◆ **Data entries**
▽

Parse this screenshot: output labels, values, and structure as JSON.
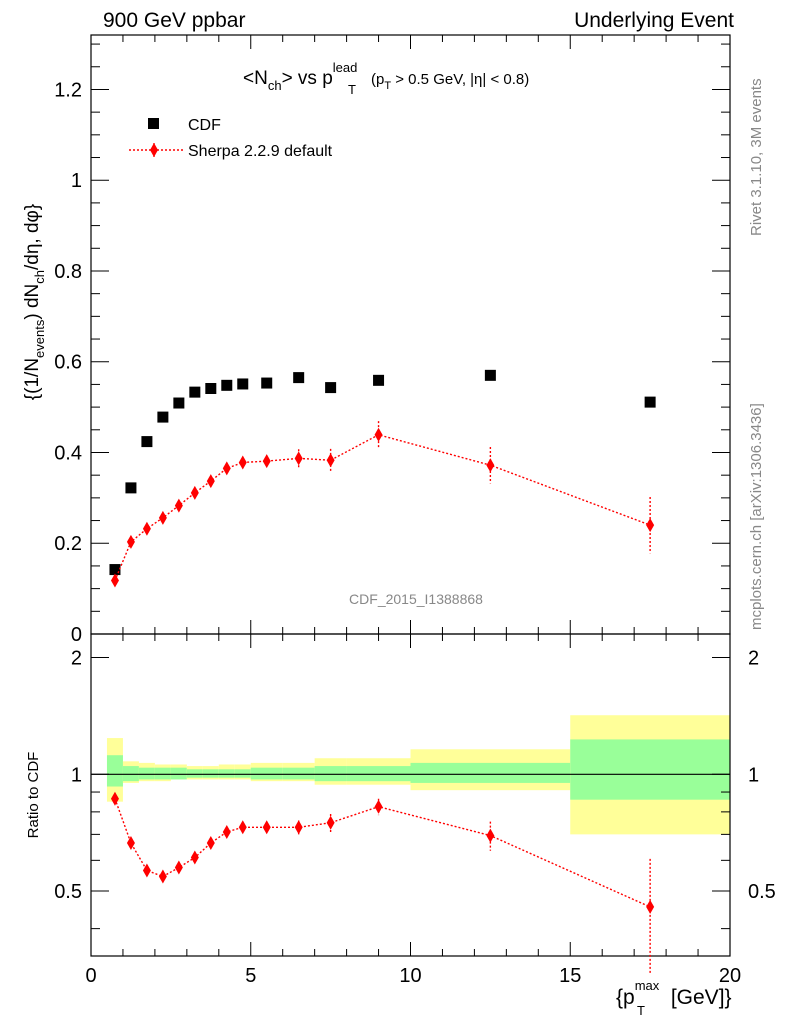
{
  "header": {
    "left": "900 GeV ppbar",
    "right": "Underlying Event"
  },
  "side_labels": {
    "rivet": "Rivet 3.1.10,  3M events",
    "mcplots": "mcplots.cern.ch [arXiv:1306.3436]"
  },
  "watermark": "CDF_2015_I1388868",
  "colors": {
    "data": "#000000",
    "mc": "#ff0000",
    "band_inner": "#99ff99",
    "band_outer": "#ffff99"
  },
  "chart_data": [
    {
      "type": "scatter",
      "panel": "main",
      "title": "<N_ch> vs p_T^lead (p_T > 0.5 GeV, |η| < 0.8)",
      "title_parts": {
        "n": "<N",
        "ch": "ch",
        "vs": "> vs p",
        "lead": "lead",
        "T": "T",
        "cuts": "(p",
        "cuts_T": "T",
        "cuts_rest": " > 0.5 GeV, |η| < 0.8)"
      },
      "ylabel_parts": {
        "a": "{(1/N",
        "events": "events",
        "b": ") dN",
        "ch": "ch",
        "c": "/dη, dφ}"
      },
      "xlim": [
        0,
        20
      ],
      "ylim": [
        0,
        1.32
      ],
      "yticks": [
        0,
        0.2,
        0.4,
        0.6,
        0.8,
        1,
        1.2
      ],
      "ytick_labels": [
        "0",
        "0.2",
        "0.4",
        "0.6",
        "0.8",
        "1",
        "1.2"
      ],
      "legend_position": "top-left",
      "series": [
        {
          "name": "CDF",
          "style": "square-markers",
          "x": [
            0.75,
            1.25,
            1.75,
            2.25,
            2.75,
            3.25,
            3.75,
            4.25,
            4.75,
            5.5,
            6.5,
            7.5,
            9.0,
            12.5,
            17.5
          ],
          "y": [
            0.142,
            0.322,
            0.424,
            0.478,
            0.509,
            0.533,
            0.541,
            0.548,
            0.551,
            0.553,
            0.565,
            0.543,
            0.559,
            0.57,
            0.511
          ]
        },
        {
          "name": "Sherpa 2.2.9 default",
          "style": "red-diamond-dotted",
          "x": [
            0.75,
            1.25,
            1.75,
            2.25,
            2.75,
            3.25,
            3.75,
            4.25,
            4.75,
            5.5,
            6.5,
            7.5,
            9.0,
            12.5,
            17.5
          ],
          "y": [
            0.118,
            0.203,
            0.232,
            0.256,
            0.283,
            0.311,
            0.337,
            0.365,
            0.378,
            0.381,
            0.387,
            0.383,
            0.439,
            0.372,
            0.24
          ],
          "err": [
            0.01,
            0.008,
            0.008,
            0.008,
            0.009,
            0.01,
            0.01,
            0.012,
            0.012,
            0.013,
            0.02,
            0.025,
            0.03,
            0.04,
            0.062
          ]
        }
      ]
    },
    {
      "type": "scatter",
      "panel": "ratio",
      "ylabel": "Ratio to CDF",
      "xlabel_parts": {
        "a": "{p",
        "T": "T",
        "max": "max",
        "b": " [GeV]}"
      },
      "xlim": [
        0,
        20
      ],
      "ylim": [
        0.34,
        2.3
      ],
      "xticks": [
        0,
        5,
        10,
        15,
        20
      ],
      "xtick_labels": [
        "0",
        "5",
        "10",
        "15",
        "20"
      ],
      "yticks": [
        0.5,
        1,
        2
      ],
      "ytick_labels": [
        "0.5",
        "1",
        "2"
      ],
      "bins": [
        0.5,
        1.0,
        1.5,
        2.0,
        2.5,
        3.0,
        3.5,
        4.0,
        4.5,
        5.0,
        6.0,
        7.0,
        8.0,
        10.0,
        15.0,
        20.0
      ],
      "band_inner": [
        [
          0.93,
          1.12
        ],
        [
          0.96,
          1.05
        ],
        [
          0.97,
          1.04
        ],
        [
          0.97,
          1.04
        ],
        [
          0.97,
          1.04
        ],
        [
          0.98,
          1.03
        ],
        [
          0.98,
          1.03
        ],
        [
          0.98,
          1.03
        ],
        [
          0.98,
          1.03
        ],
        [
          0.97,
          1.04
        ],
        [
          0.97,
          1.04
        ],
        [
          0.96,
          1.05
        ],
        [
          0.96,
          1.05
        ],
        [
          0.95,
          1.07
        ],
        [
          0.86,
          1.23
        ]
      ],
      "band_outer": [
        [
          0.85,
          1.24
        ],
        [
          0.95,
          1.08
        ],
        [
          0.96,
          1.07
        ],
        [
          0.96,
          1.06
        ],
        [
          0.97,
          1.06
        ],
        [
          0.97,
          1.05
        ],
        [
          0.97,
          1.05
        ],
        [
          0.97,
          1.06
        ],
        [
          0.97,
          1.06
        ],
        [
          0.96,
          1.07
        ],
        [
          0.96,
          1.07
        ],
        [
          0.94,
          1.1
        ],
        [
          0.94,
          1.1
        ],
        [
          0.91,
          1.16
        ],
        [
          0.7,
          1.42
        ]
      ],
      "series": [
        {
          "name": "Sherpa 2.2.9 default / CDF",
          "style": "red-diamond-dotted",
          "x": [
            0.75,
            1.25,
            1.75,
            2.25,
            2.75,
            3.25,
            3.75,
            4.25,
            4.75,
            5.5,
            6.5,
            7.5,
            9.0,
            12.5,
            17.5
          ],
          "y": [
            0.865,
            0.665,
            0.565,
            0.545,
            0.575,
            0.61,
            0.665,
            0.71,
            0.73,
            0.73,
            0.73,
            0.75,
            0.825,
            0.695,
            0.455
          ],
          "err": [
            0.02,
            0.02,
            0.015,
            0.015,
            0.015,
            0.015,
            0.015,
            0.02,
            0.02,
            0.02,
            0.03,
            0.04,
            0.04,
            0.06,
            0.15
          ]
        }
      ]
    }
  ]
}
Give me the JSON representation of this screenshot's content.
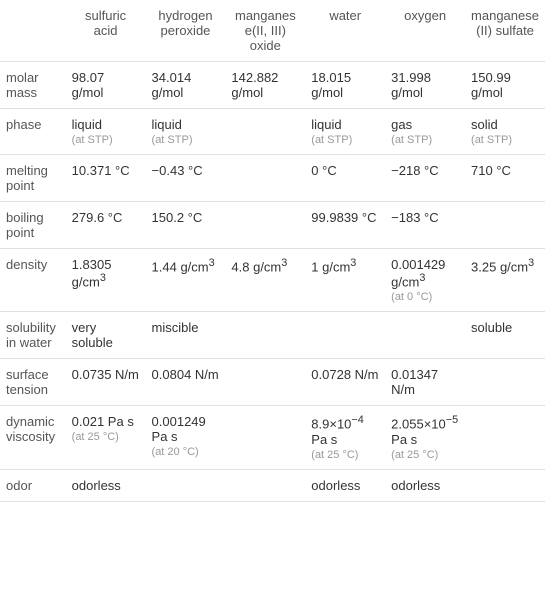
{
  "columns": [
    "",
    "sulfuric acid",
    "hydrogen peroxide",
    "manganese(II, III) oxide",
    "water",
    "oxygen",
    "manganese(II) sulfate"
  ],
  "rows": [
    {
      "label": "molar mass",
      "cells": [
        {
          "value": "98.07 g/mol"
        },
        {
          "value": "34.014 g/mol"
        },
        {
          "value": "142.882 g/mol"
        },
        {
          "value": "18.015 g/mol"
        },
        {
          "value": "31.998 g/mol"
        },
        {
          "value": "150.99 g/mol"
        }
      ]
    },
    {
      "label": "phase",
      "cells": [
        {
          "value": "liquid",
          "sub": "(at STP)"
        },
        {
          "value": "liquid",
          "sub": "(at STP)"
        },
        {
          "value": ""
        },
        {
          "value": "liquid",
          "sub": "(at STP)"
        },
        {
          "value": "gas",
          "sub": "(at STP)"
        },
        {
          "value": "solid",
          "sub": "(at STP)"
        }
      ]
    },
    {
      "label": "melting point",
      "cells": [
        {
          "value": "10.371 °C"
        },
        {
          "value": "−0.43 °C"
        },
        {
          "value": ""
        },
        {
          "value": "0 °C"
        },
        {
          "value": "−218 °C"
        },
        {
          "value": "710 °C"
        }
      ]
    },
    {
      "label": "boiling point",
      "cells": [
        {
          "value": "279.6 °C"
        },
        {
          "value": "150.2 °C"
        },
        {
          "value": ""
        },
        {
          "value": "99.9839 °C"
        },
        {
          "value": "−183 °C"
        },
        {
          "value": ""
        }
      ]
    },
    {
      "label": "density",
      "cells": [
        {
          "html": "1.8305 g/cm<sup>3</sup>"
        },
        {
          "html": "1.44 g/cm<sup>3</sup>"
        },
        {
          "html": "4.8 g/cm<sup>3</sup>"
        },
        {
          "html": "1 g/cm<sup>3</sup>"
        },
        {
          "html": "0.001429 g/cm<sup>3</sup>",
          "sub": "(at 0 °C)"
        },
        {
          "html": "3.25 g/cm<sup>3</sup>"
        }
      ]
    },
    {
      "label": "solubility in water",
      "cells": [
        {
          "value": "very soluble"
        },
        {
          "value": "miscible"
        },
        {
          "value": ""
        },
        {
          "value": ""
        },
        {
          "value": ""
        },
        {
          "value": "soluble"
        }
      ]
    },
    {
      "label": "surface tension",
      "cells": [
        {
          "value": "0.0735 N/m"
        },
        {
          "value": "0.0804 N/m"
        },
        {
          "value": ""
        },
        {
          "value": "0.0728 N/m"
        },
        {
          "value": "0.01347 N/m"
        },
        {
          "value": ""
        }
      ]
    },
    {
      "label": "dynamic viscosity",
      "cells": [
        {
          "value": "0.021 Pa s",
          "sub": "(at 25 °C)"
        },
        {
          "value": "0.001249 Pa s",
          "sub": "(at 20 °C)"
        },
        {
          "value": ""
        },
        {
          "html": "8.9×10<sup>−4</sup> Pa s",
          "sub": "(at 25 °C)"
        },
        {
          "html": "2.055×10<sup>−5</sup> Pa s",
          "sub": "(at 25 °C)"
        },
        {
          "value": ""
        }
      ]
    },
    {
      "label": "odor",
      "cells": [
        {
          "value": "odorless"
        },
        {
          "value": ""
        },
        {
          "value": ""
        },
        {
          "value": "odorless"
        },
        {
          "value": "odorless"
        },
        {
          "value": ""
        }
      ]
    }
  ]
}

△

◆ **What you should do**
Report the number of lines in the listing that include the string "manganese"; give nothing but the number.

◆ **Solved exercise**
2